Task objective> Lay out every one of the rows below as a numbered list, skipping blank lines and leaving the pictures out.

╭─ Extracted information

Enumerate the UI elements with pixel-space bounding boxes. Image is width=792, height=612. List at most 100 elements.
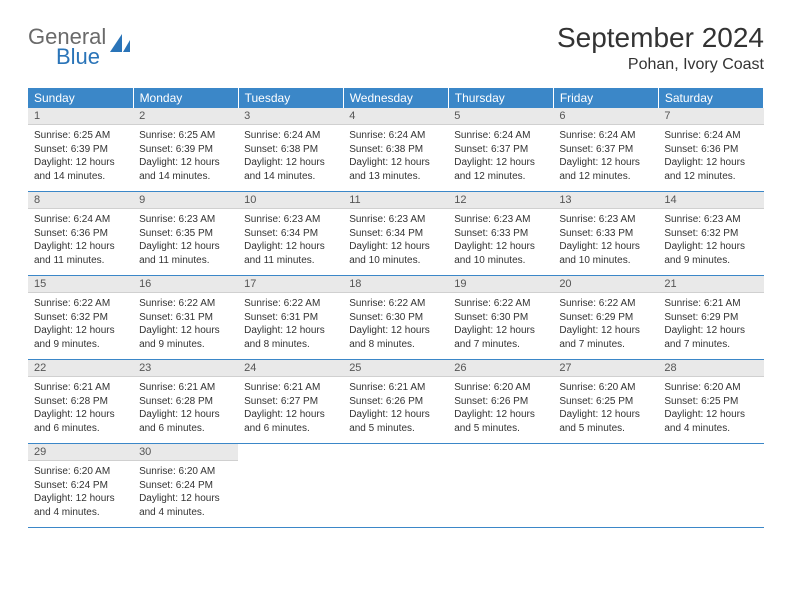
day-body: Sunrise: 6:25 AMSunset: 6:39 PMDaylight:… [28,125,133,191]
day-body: Sunrise: 6:20 AMSunset: 6:24 PMDaylight:… [28,461,133,527]
logo: General Blue [28,22,132,68]
day-number: 24 [238,360,343,377]
calendar-cell: 27Sunrise: 6:20 AMSunset: 6:25 PMDayligh… [553,360,658,444]
calendar-cell: 18Sunrise: 6:22 AMSunset: 6:30 PMDayligh… [343,276,448,360]
weekday-header: Thursday [448,88,553,108]
day-body: Sunrise: 6:21 AMSunset: 6:26 PMDaylight:… [343,377,448,443]
calendar-cell [343,444,448,528]
day-body: Sunrise: 6:20 AMSunset: 6:26 PMDaylight:… [448,377,553,443]
calendar-cell: 10Sunrise: 6:23 AMSunset: 6:34 PMDayligh… [238,192,343,276]
day-body: Sunrise: 6:24 AMSunset: 6:38 PMDaylight:… [343,125,448,191]
calendar-cell [658,444,763,528]
calendar-row: 15Sunrise: 6:22 AMSunset: 6:32 PMDayligh… [28,276,764,360]
day-number: 18 [343,276,448,293]
calendar-cell: 13Sunrise: 6:23 AMSunset: 6:33 PMDayligh… [553,192,658,276]
title-block: September 2024 Pohan, Ivory Coast [557,22,764,74]
day-body: Sunrise: 6:24 AMSunset: 6:37 PMDaylight:… [448,125,553,191]
calendar-cell: 12Sunrise: 6:23 AMSunset: 6:33 PMDayligh… [448,192,553,276]
day-number: 30 [133,444,238,461]
day-number: 27 [553,360,658,377]
calendar-cell [238,444,343,528]
day-body: Sunrise: 6:22 AMSunset: 6:32 PMDaylight:… [28,293,133,359]
day-number: 5 [448,108,553,125]
calendar-cell [553,444,658,528]
day-number: 6 [553,108,658,125]
weekday-header: Friday [553,88,658,108]
day-number: 20 [553,276,658,293]
calendar-cell: 20Sunrise: 6:22 AMSunset: 6:29 PMDayligh… [553,276,658,360]
day-number: 13 [553,192,658,209]
day-body: Sunrise: 6:20 AMSunset: 6:25 PMDaylight:… [658,377,763,443]
calendar-cell: 17Sunrise: 6:22 AMSunset: 6:31 PMDayligh… [238,276,343,360]
calendar-cell: 3Sunrise: 6:24 AMSunset: 6:38 PMDaylight… [238,108,343,192]
day-number: 26 [448,360,553,377]
day-number: 19 [448,276,553,293]
calendar-cell: 9Sunrise: 6:23 AMSunset: 6:35 PMDaylight… [133,192,238,276]
day-number: 14 [658,192,763,209]
day-body: Sunrise: 6:24 AMSunset: 6:37 PMDaylight:… [553,125,658,191]
calendar-cell: 30Sunrise: 6:20 AMSunset: 6:24 PMDayligh… [133,444,238,528]
calendar-head: SundayMondayTuesdayWednesdayThursdayFrid… [28,88,764,108]
calendar-cell: 26Sunrise: 6:20 AMSunset: 6:26 PMDayligh… [448,360,553,444]
day-body: Sunrise: 6:24 AMSunset: 6:36 PMDaylight:… [28,209,133,275]
logo-sail-icon [108,32,132,54]
month-title: September 2024 [557,22,764,54]
weekday-header: Sunday [28,88,133,108]
calendar-cell: 29Sunrise: 6:20 AMSunset: 6:24 PMDayligh… [28,444,133,528]
day-body: Sunrise: 6:21 AMSunset: 6:28 PMDaylight:… [133,377,238,443]
day-body: Sunrise: 6:23 AMSunset: 6:33 PMDaylight:… [448,209,553,275]
calendar-cell [448,444,553,528]
day-body: Sunrise: 6:21 AMSunset: 6:27 PMDaylight:… [238,377,343,443]
day-body: Sunrise: 6:23 AMSunset: 6:33 PMDaylight:… [553,209,658,275]
day-body: Sunrise: 6:22 AMSunset: 6:29 PMDaylight:… [553,293,658,359]
calendar-cell: 25Sunrise: 6:21 AMSunset: 6:26 PMDayligh… [343,360,448,444]
day-body: Sunrise: 6:23 AMSunset: 6:34 PMDaylight:… [343,209,448,275]
day-number: 8 [28,192,133,209]
calendar-cell: 14Sunrise: 6:23 AMSunset: 6:32 PMDayligh… [658,192,763,276]
calendar-cell: 22Sunrise: 6:21 AMSunset: 6:28 PMDayligh… [28,360,133,444]
day-number: 1 [28,108,133,125]
day-body: Sunrise: 6:22 AMSunset: 6:30 PMDaylight:… [448,293,553,359]
day-number: 15 [28,276,133,293]
day-number: 25 [343,360,448,377]
weekday-header: Wednesday [343,88,448,108]
day-body: Sunrise: 6:22 AMSunset: 6:31 PMDaylight:… [133,293,238,359]
calendar-cell: 21Sunrise: 6:21 AMSunset: 6:29 PMDayligh… [658,276,763,360]
calendar-cell: 28Sunrise: 6:20 AMSunset: 6:25 PMDayligh… [658,360,763,444]
header: General Blue September 2024 Pohan, Ivory… [28,22,764,74]
calendar-cell: 7Sunrise: 6:24 AMSunset: 6:36 PMDaylight… [658,108,763,192]
day-body: Sunrise: 6:21 AMSunset: 6:29 PMDaylight:… [658,293,763,359]
day-number: 28 [658,360,763,377]
location: Pohan, Ivory Coast [557,56,764,74]
calendar-cell: 5Sunrise: 6:24 AMSunset: 6:37 PMDaylight… [448,108,553,192]
calendar-cell: 4Sunrise: 6:24 AMSunset: 6:38 PMDaylight… [343,108,448,192]
logo-blue: Blue [28,46,106,68]
calendar-cell: 2Sunrise: 6:25 AMSunset: 6:39 PMDaylight… [133,108,238,192]
day-number: 22 [28,360,133,377]
day-number: 4 [343,108,448,125]
day-number: 9 [133,192,238,209]
day-body: Sunrise: 6:20 AMSunset: 6:24 PMDaylight:… [133,461,238,527]
calendar-cell: 6Sunrise: 6:24 AMSunset: 6:37 PMDaylight… [553,108,658,192]
calendar-cell: 19Sunrise: 6:22 AMSunset: 6:30 PMDayligh… [448,276,553,360]
day-number: 10 [238,192,343,209]
day-body: Sunrise: 6:20 AMSunset: 6:25 PMDaylight:… [553,377,658,443]
calendar-cell: 24Sunrise: 6:21 AMSunset: 6:27 PMDayligh… [238,360,343,444]
calendar-cell: 16Sunrise: 6:22 AMSunset: 6:31 PMDayligh… [133,276,238,360]
day-number: 7 [658,108,763,125]
calendar-cell: 23Sunrise: 6:21 AMSunset: 6:28 PMDayligh… [133,360,238,444]
calendar-row: 1Sunrise: 6:25 AMSunset: 6:39 PMDaylight… [28,108,764,192]
calendar-row: 22Sunrise: 6:21 AMSunset: 6:28 PMDayligh… [28,360,764,444]
day-number: 12 [448,192,553,209]
logo-text: General Blue [28,26,106,68]
day-number: 23 [133,360,238,377]
calendar-cell: 1Sunrise: 6:25 AMSunset: 6:39 PMDaylight… [28,108,133,192]
weekday-header: Saturday [658,88,763,108]
calendar-body: 1Sunrise: 6:25 AMSunset: 6:39 PMDaylight… [28,108,764,528]
day-body: Sunrise: 6:21 AMSunset: 6:28 PMDaylight:… [28,377,133,443]
day-body: Sunrise: 6:23 AMSunset: 6:32 PMDaylight:… [658,209,763,275]
calendar-cell: 11Sunrise: 6:23 AMSunset: 6:34 PMDayligh… [343,192,448,276]
weekday-header: Monday [133,88,238,108]
day-number: 11 [343,192,448,209]
day-number: 29 [28,444,133,461]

╰─

Solution to this exercise>
1. Enumerate the UI elements with pixel-space bounding boxes. Image is width=792, height=612. List at most 100 elements.
2. day-body: Sunrise: 6:25 AMSunset: 6:39 PMDaylight:… [28,125,133,191]
3. day-body: Sunrise: 6:20 AMSunset: 6:24 PMDaylight:… [28,461,133,527]
4. logo: General Blue [28,22,132,68]
5. day-number: 24 [238,360,343,377]
6. calendar-cell: 27Sunrise: 6:20 AMSunset: 6:25 PMDayligh… [553,360,658,444]
7. calendar-cell: 18Sunrise: 6:22 AMSunset: 6:30 PMDayligh… [343,276,448,360]
8. weekday-header: Thursday [448,88,553,108]
9. day-body: Sunrise: 6:21 AMSunset: 6:26 PMDaylight:… [343,377,448,443]
10. calendar-cell [343,444,448,528]
11. day-body: Sunrise: 6:20 AMSunset: 6:26 PMDaylight:… [448,377,553,443]
12. calendar-cell: 10Sunrise: 6:23 AMSunset: 6:34 PMDayligh… [238,192,343,276]
13. day-body: Sunrise: 6:24 AMSunset: 6:38 PMDaylight:… [343,125,448,191]
14. calendar-cell [658,444,763,528]
15. calendar-row: 15Sunrise: 6:22 AMSunset: 6:32 PMDayligh… [28,276,764,360]
16. day-number: 18 [343,276,448,293]
17. calendar-cell: 13Sunrise: 6:23 AMSunset: 6:33 PMDayligh… [553,192,658,276]
18. title-block: September 2024 Pohan, Ivory Coast [557,22,764,74]
19. day-body: Sunrise: 6:24 AMSunset: 6:37 PMDaylight:… [448,125,553,191]
20. calendar-cell: 12Sunrise: 6:23 AMSunset: 6:33 PMDayligh… [448,192,553,276]
21. day-number: 30 [133,444,238,461]
22. day-number: 27 [553,360,658,377]
23. calendar-cell [238,444,343,528]
24. day-body: Sunrise: 6:22 AMSunset: 6:32 PMDaylight:… [28,293,133,359]
25. day-number: 5 [448,108,553,125]
26. calendar-cell [553,444,658,528]
27. day-number: 6 [553,108,658,125]
28. weekday-header: Friday [553,88,658,108]
29. day-number: 20 [553,276,658,293]
30. calendar-cell: 20Sunrise: 6:22 AMSunset: 6:29 PMDayligh… [553,276,658,360]
31. day-number: 13 [553,192,658,209]
32. day-body: Sunrise: 6:20 AMSunset: 6:25 PMDaylight:… [658,377,763,443]
33. calendar-cell: 17Sunrise: 6:22 AMSunset: 6:31 PMDayligh… [238,276,343,360]
34. calendar-cell: 3Sunrise: 6:24 AMSunset: 6:38 PMDaylight… [238,108,343,192]
35. day-number: 26 [448,360,553,377]
36. day-number: 19 [448,276,553,293]
37. calendar-cell: 9Sunrise: 6:23 AMSunset: 6:35 PMDaylight… [133,192,238,276]
38. day-number: 14 [658,192,763,209]
39. day-body: Sunrise: 6:24 AMSunset: 6:37 PMDaylight:… [553,125,658,191]
40. calendar-cell: 30Sunrise: 6:20 AMSunset: 6:24 PMDayligh… [133,444,238,528]
41. calendar-head: SundayMondayTuesdayWednesdayThursdayFrid… [28,88,764,108]
42. calendar-cell: 26Sunrise: 6:20 AMSunset: 6:26 PMDayligh… [448,360,553,444]
43. day-body: Sunrise: 6:24 AMSunset: 6:36 PMDaylight:… [28,209,133,275]
44. logo-sail-icon [108,32,132,54]
45. month-title: September 2024 [557,22,764,54]
46. weekday-header: Sunday [28,88,133,108]
47. calendar-cell: 29Sunrise: 6:20 AMSunset: 6:24 PMDayligh… [28,444,133,528]
48. day-body: Sunrise: 6:21 AMSunset: 6:28 PMDaylight:… [133,377,238,443]
49. day-body: Sunrise: 6:23 AMSunset: 6:33 PMDaylight:… [448,209,553,275]
50. calendar-cell [448,444,553,528]
51. day-body: Sunrise: 6:21 AMSunset: 6:27 PMDaylight:… [238,377,343,443]
52. day-body: Sunrise: 6:23 AMSunset: 6:33 PMDaylight:… [553,209,658,275]
53. day-body: Sunrise: 6:22 AMSunset: 6:29 PMDaylight:… [553,293,658,359]
54. calendar-cell: 25Sunrise: 6:21 AMSunset: 6:26 PMDayligh… [343,360,448,444]
55. day-body: Sunrise: 6:23 AMSunset: 6:34 PMDaylight:… [343,209,448,275]
56. day-number: 8 [28,192,133,209]
57. calendar-cell: 14Sunrise: 6:23 AMSunset: 6:32 PMDayligh… [658,192,763,276]
58. calendar-cell: 22Sunrise: 6:21 AMSunset: 6:28 PMDayligh… [28,360,133,444]
59. day-number: 1 [28,108,133,125]
60. day-body: Sunrise: 6:22 AMSunset: 6:30 PMDaylight:… [448,293,553,359]
61. day-number: 15 [28,276,133,293]
62. day-number: 25 [343,360,448,377]
63. weekday-header: Wednesday [343,88,448,108]
64. day-body: Sunrise: 6:22 AMSunset: 6:31 PMDaylight:… [133,293,238,359]
65. calendar-cell: 21Sunrise: 6:21 AMSunset: 6:29 PMDayligh… [658,276,763,360]
66. calendar-cell: 28Sunrise: 6:20 AMSunset: 6:25 PMDayligh… [658,360,763,444]
67. header: General Blue September 2024 Pohan, Ivory… [28,22,764,74]
68. calendar-cell: 7Sunrise: 6:24 AMSunset: 6:36 PMDaylight… [658,108,763,192]
69. day-body: Sunrise: 6:21 AMSunset: 6:29 PMDaylight:… [658,293,763,359]
70. day-number: 28 [658,360,763,377]
71. location: Pohan, Ivory Coast [557,56,764,74]
72. calendar-cell: 5Sunrise: 6:24 AMSunset: 6:37 PMDaylight… [448,108,553,192]
73. calendar-cell: 4Sunrise: 6:24 AMSunset: 6:38 PMDaylight… [343,108,448,192]
74. logo-blue: Blue [28,46,106,68]
75. calendar-cell: 2Sunrise: 6:25 AMSunset: 6:39 PMDaylight… [133,108,238,192]
76. day-number: 22 [28,360,133,377]
77. day-number: 4 [343,108,448,125]
78. day-number: 9 [133,192,238,209]
79. day-body: Sunrise: 6:20 AMSunset: 6:24 PMDaylight:… [133,461,238,527]
80. calendar-cell: 6Sunrise: 6:24 AMSunset: 6:37 PMDaylight… [553,108,658,192]
81. calendar-cell: 19Sunrise: 6:22 AMSunset: 6:30 PMDayligh… [448,276,553,360]
82. day-number: 10 [238,192,343,209]
83. day-body: Sunrise: 6:20 AMSunset: 6:25 PMDaylight:… [553,377,658,443]
84. calendar-cell: 24Sunrise: 6:21 AMSunset: 6:27 PMDayligh… [238,360,343,444]
85. calendar-cell: 16Sunrise: 6:22 AMSunset: 6:31 PMDayligh… [133,276,238,360]
86. day-number: 7 [658,108,763,125]
87. calendar-cell: 23Sunrise: 6:21 AMSunset: 6:28 PMDayligh… [133,360,238,444]
88. calendar-row: 1Sunrise: 6:25 AMSunset: 6:39 PMDaylight… [28,108,764,192]
89. calendar-row: 22Sunrise: 6:21 AMSunset: 6:28 PMDayligh… [28,360,764,444]
90. day-number: 12 [448,192,553,209]
91. logo-text: General Blue [28,26,106,68]
92. day-number: 23 [133,360,238,377]
93. calendar-cell: 1Sunrise: 6:25 AMSunset: 6:39 PMDaylight… [28,108,133,192]
94. weekday-header: Saturday [658,88,763,108]
95. calendar-body: 1Sunrise: 6:25 AMSunset: 6:39 PMDaylight… [28,108,764,528]
96. day-body: Sunrise: 6:21 AMSunset: 6:28 PMDaylight:… [28,377,133,443]
97. day-body: Sunrise: 6:23 AMSunset: 6:32 PMDaylight:… [658,209,763,275]
98. calendar-cell: 11Sunrise: 6:23 AMSunset: 6:34 PMDayligh… [343,192,448,276]
99. weekday-header: Monday [133,88,238,108]
100. day-number: 11 [343,192,448,209]
101. day-number: 29 [28,444,133,461]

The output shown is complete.